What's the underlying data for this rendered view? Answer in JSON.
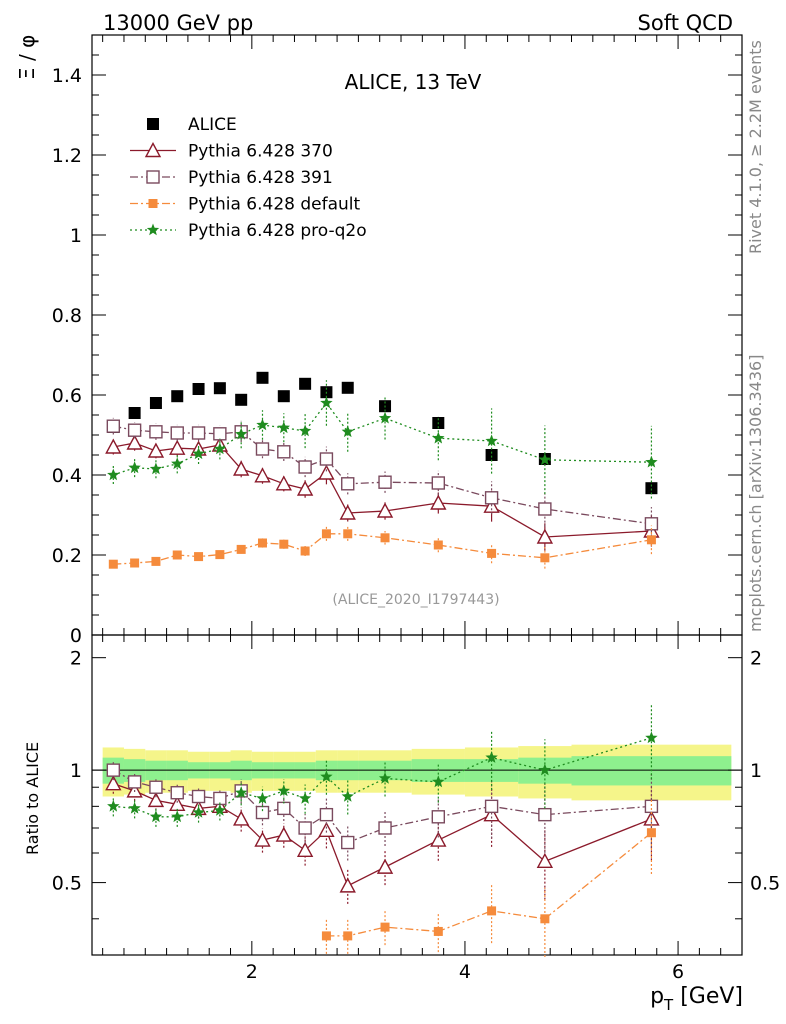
{
  "header": {
    "left": "13000 GeV pp",
    "right": "Soft QCD",
    "side_rivet": "Rivet 4.1.0, ≥ 2.2M events",
    "side_mcplots": "mcplots.cern.ch [arXiv:1306.3436]"
  },
  "chart_data": [
    {
      "type": "scatter",
      "panel": "main",
      "title": "ALICE, 13 TeV",
      "annotation": "(ALICE_2020_I1797443)",
      "xlabel": "p_T [GeV]",
      "ylabel": "Ξ / φ",
      "xlim": [
        0.5,
        6.6
      ],
      "ylim": [
        0,
        1.5
      ],
      "yticks": [
        "0",
        "0.2",
        "0.4",
        "0.6",
        "0.8",
        "1",
        "1.2",
        "1.4"
      ],
      "legend_position": "top-left",
      "series": [
        {
          "name": "ALICE",
          "color": "#000000",
          "marker": "square",
          "x": [
            0.7,
            0.9,
            1.1,
            1.3,
            1.5,
            1.7,
            1.9,
            2.1,
            2.3,
            2.5,
            2.7,
            2.9,
            3.25,
            3.75,
            4.25,
            4.75,
            5.75
          ],
          "values": [
            0.52,
            0.555,
            0.58,
            0.597,
            0.615,
            0.617,
            0.588,
            0.643,
            0.597,
            0.628,
            0.607,
            0.618,
            0.572,
            0.53,
            0.45,
            0.44,
            0.367
          ]
        },
        {
          "name": "Pythia 6.428 370",
          "color": "#8b1a2b",
          "marker": "triangle",
          "x": [
            0.7,
            0.9,
            1.1,
            1.3,
            1.5,
            1.7,
            1.9,
            2.1,
            2.3,
            2.5,
            2.7,
            2.9,
            3.25,
            3.75,
            4.25,
            4.75,
            5.75
          ],
          "values": [
            0.47,
            0.48,
            0.46,
            0.467,
            0.465,
            0.475,
            0.415,
            0.398,
            0.378,
            0.365,
            0.405,
            0.305,
            0.31,
            0.33,
            0.322,
            0.245,
            0.26
          ]
        },
        {
          "name": "Pythia 6.428 391",
          "color": "#7a4a5e",
          "marker": "open-square",
          "x": [
            0.7,
            0.9,
            1.1,
            1.3,
            1.5,
            1.7,
            1.9,
            2.1,
            2.3,
            2.5,
            2.7,
            2.9,
            3.25,
            3.75,
            4.25,
            4.75,
            5.75
          ],
          "values": [
            0.522,
            0.512,
            0.508,
            0.505,
            0.505,
            0.503,
            0.508,
            0.465,
            0.458,
            0.42,
            0.44,
            0.378,
            0.382,
            0.38,
            0.343,
            0.315,
            0.278
          ]
        },
        {
          "name": "Pythia 6.428 default",
          "color": "#f58b3c",
          "marker": "filled-square",
          "x": [
            0.7,
            0.9,
            1.1,
            1.3,
            1.5,
            1.7,
            1.9,
            2.1,
            2.3,
            2.5,
            2.7,
            2.9,
            3.25,
            3.75,
            4.25,
            4.75,
            5.75
          ],
          "values": [
            0.177,
            0.18,
            0.184,
            0.2,
            0.196,
            0.201,
            0.214,
            0.23,
            0.227,
            0.21,
            0.253,
            0.253,
            0.243,
            0.225,
            0.204,
            0.193,
            0.238
          ]
        },
        {
          "name": "Pythia 6.428 pro-q2o",
          "color": "#1f8c1f",
          "marker": "star",
          "x": [
            0.7,
            0.9,
            1.1,
            1.3,
            1.5,
            1.7,
            1.9,
            2.1,
            2.3,
            2.5,
            2.7,
            2.9,
            3.25,
            3.75,
            4.25,
            4.75,
            5.75
          ],
          "values": [
            0.4,
            0.418,
            0.415,
            0.428,
            0.453,
            0.465,
            0.502,
            0.525,
            0.518,
            0.51,
            0.58,
            0.508,
            0.542,
            0.492,
            0.485,
            0.438,
            0.432
          ]
        }
      ]
    },
    {
      "type": "scatter",
      "panel": "ratio",
      "xlabel": "p_T [GeV]",
      "ylabel": "Ratio to ALICE",
      "xlim": [
        0.5,
        6.6
      ],
      "ylim": [
        0.32,
        2.3
      ],
      "xticks": [
        "2",
        "4",
        "6"
      ],
      "yticks": [
        "0.5",
        "1",
        "2"
      ],
      "series": [
        {
          "name": "Pythia 6.428 370",
          "values": [
            0.92,
            0.88,
            0.83,
            0.81,
            0.79,
            0.8,
            0.74,
            0.65,
            0.67,
            0.61,
            0.69,
            0.49,
            0.55,
            0.65,
            0.76,
            0.57,
            0.74
          ]
        },
        {
          "name": "Pythia 6.428 391",
          "values": [
            1.0,
            0.93,
            0.9,
            0.87,
            0.85,
            0.84,
            0.88,
            0.77,
            0.79,
            0.7,
            0.76,
            0.64,
            0.7,
            0.75,
            0.8,
            0.76,
            0.8
          ]
        },
        {
          "name": "Pythia 6.428 default",
          "values": [
            null,
            null,
            null,
            null,
            null,
            null,
            null,
            null,
            null,
            null,
            0.36,
            0.36,
            0.38,
            0.37,
            0.42,
            0.4,
            0.68
          ]
        },
        {
          "name": "Pythia 6.428 pro-q2o",
          "values": [
            0.8,
            0.79,
            0.75,
            0.75,
            0.77,
            0.78,
            0.87,
            0.84,
            0.88,
            0.84,
            0.96,
            0.85,
            0.95,
            0.93,
            1.08,
            1.0,
            1.22
          ]
        }
      ]
    }
  ]
}
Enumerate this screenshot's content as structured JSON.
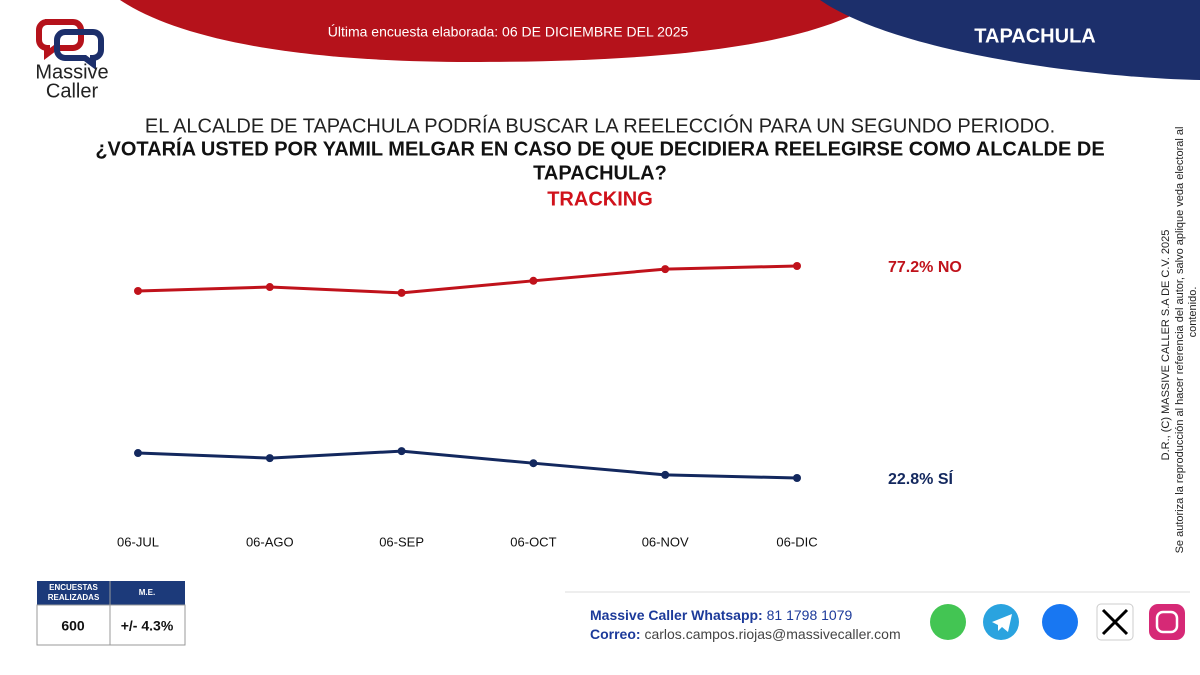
━━━━
To do: Quote the preceding records in their entirety, excluding every picture.

Response below:
What's the underlying data for this rendered view? Answer in JSON.
{
  "header": {
    "left": "13000 GeV pp",
    "right": "Soft QCD",
    "side_rivet": "Rivet 4.1.0, ≥ 2.2M events",
    "side_mcplots": "mcplots.cern.ch [arXiv:1306.3436]"
  },
  "chart_data": [
    {
      "type": "scatter",
      "panel": "main",
      "title": "ALICE, 13 TeV",
      "annotation": "(ALICE_2020_I1797443)",
      "xlabel": "p_T [GeV]",
      "ylabel": "Ξ / φ",
      "xlim": [
        0.5,
        6.6
      ],
      "ylim": [
        0,
        1.5
      ],
      "yticks": [
        "0",
        "0.2",
        "0.4",
        "0.6",
        "0.8",
        "1",
        "1.2",
        "1.4"
      ],
      "legend_position": "top-left",
      "series": [
        {
          "name": "ALICE",
          "color": "#000000",
          "marker": "square",
          "x": [
            0.7,
            0.9,
            1.1,
            1.3,
            1.5,
            1.7,
            1.9,
            2.1,
            2.3,
            2.5,
            2.7,
            2.9,
            3.25,
            3.75,
            4.25,
            4.75,
            5.75
          ],
          "values": [
            0.52,
            0.555,
            0.58,
            0.597,
            0.615,
            0.617,
            0.588,
            0.643,
            0.597,
            0.628,
            0.607,
            0.618,
            0.572,
            0.53,
            0.45,
            0.44,
            0.367
          ]
        },
        {
          "name": "Pythia 6.428 370",
          "color": "#8b1a2b",
          "marker": "triangle",
          "x": [
            0.7,
            0.9,
            1.1,
            1.3,
            1.5,
            1.7,
            1.9,
            2.1,
            2.3,
            2.5,
            2.7,
            2.9,
            3.25,
            3.75,
            4.25,
            4.75,
            5.75
          ],
          "values": [
            0.47,
            0.48,
            0.46,
            0.467,
            0.465,
            0.475,
            0.415,
            0.398,
            0.378,
            0.365,
            0.405,
            0.305,
            0.31,
            0.33,
            0.322,
            0.245,
            0.26
          ]
        },
        {
          "name": "Pythia 6.428 391",
          "color": "#7a4a5e",
          "marker": "open-square",
          "x": [
            0.7,
            0.9,
            1.1,
            1.3,
            1.5,
            1.7,
            1.9,
            2.1,
            2.3,
            2.5,
            2.7,
            2.9,
            3.25,
            3.75,
            4.25,
            4.75,
            5.75
          ],
          "values": [
            0.522,
            0.512,
            0.508,
            0.505,
            0.505,
            0.503,
            0.508,
            0.465,
            0.458,
            0.42,
            0.44,
            0.378,
            0.382,
            0.38,
            0.343,
            0.315,
            0.278
          ]
        },
        {
          "name": "Pythia 6.428 default",
          "color": "#f58b3c",
          "marker": "filled-square",
          "x": [
            0.7,
            0.9,
            1.1,
            1.3,
            1.5,
            1.7,
            1.9,
            2.1,
            2.3,
            2.5,
            2.7,
            2.9,
            3.25,
            3.75,
            4.25,
            4.75,
            5.75
          ],
          "values": [
            0.177,
            0.18,
            0.184,
            0.2,
            0.196,
            0.201,
            0.214,
            0.23,
            0.227,
            0.21,
            0.253,
            0.253,
            0.243,
            0.225,
            0.204,
            0.193,
            0.238
          ]
        },
        {
          "name": "Pythia 6.428 pro-q2o",
          "color": "#1f8c1f",
          "marker": "star",
          "x": [
            0.7,
            0.9,
            1.1,
            1.3,
            1.5,
            1.7,
            1.9,
            2.1,
            2.3,
            2.5,
            2.7,
            2.9,
            3.25,
            3.75,
            4.25,
            4.75,
            5.75
          ],
          "values": [
            0.4,
            0.418,
            0.415,
            0.428,
            0.453,
            0.465,
            0.502,
            0.525,
            0.518,
            0.51,
            0.58,
            0.508,
            0.542,
            0.492,
            0.485,
            0.438,
            0.432
          ]
        }
      ]
    },
    {
      "type": "scatter",
      "panel": "ratio",
      "xlabel": "p_T [GeV]",
      "ylabel": "Ratio to ALICE",
      "xlim": [
        0.5,
        6.6
      ],
      "ylim": [
        0.32,
        2.3
      ],
      "xticks": [
        "2",
        "4",
        "6"
      ],
      "yticks": [
        "0.5",
        "1",
        "2"
      ],
      "series": [
        {
          "name": "Pythia 6.428 370",
          "values": [
            0.92,
            0.88,
            0.83,
            0.81,
            0.79,
            0.8,
            0.74,
            0.65,
            0.67,
            0.61,
            0.69,
            0.49,
            0.55,
            0.65,
            0.76,
            0.57,
            0.74
          ]
        },
        {
          "name": "Pythia 6.428 391",
          "values": [
            1.0,
            0.93,
            0.9,
            0.87,
            0.85,
            0.84,
            0.88,
            0.77,
            0.79,
            0.7,
            0.76,
            0.64,
            0.7,
            0.75,
            0.8,
            0.76,
            0.8
          ]
        },
        {
          "name": "Pythia 6.428 default",
          "values": [
            null,
            null,
            null,
            null,
            null,
            null,
            null,
            null,
            null,
            null,
            0.36,
            0.36,
            0.38,
            0.37,
            0.42,
            0.4,
            0.68
          ]
        },
        {
          "name": "Pythia 6.428 pro-q2o",
          "values": [
            0.8,
            0.79,
            0.75,
            0.75,
            0.77,
            0.78,
            0.87,
            0.84,
            0.88,
            0.84,
            0.96,
            0.85,
            0.95,
            0.93,
            1.08,
            1.0,
            1.22
          ]
        }
      ]
    }
  ]
}
Enumerate this screenshot's content as structured JSON.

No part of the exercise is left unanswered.